- Assignment: Where a line of the records contains the word "alltid", show that line.

- Exercise data:
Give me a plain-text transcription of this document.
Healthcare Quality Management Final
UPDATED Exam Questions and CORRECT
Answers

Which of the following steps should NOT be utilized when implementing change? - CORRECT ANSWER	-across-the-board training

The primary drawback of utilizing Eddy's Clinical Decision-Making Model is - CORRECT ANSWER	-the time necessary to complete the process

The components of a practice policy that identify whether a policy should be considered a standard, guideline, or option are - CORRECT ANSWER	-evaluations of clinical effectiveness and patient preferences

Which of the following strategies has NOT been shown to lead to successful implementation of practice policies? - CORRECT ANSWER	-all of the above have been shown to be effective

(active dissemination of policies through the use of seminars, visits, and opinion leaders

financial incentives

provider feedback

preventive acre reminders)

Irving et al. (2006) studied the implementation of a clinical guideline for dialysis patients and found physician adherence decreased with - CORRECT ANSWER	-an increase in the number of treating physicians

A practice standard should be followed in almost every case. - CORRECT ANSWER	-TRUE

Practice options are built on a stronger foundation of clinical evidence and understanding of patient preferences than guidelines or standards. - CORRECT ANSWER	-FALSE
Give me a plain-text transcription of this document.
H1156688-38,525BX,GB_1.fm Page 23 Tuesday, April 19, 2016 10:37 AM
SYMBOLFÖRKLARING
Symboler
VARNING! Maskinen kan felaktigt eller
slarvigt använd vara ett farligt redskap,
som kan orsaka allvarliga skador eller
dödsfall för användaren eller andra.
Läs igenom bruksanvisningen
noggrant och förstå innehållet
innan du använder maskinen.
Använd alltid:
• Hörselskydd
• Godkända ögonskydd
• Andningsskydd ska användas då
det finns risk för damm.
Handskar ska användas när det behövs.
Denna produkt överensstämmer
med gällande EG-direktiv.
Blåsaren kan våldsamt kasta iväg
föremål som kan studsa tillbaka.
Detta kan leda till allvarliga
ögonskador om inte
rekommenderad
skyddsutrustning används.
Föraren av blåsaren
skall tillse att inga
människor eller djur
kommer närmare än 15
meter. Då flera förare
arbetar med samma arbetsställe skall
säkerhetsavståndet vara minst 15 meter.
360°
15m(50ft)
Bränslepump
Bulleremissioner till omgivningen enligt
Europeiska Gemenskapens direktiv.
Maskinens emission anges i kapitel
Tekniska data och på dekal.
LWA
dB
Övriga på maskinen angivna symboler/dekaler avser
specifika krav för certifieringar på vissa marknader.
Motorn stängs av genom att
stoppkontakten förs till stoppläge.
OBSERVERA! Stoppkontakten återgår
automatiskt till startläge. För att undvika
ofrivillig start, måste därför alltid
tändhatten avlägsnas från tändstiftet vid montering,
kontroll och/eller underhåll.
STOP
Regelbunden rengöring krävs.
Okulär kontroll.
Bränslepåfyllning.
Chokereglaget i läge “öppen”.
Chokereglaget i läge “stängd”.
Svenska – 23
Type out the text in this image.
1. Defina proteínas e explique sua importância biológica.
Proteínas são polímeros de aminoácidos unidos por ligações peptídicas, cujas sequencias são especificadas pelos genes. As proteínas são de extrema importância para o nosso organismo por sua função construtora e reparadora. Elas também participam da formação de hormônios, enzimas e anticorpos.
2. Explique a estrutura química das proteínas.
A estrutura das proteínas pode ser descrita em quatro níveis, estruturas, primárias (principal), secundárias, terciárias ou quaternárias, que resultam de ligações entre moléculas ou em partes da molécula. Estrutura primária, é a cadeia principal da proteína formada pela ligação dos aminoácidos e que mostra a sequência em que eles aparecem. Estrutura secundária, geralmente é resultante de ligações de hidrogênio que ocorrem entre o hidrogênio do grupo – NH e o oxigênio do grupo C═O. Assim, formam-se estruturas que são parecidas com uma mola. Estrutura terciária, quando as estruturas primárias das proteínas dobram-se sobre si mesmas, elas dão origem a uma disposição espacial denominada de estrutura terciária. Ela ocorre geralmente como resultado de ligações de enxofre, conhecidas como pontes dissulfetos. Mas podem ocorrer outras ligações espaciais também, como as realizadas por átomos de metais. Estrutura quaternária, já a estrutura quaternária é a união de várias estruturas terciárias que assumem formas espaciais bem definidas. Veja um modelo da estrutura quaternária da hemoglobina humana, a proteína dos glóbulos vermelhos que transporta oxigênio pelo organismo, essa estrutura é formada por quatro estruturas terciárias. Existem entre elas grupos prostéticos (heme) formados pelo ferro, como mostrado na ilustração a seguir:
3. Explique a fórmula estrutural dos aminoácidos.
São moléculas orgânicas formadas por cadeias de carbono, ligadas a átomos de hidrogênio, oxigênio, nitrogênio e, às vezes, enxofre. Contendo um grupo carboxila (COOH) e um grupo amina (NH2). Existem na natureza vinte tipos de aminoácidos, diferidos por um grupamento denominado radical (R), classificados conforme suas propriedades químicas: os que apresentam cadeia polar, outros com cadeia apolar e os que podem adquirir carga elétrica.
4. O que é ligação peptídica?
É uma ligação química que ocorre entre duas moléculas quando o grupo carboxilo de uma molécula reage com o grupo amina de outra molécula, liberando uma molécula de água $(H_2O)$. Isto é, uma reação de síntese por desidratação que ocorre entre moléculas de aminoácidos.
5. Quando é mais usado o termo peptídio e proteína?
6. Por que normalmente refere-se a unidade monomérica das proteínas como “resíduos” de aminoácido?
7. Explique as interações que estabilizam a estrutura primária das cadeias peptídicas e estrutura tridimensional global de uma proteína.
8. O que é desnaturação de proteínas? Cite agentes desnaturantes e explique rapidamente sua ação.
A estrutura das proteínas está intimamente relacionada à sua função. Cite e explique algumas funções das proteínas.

- Answer to the exercise:
Använd alltid:
ofrivillig start, måste därför alltid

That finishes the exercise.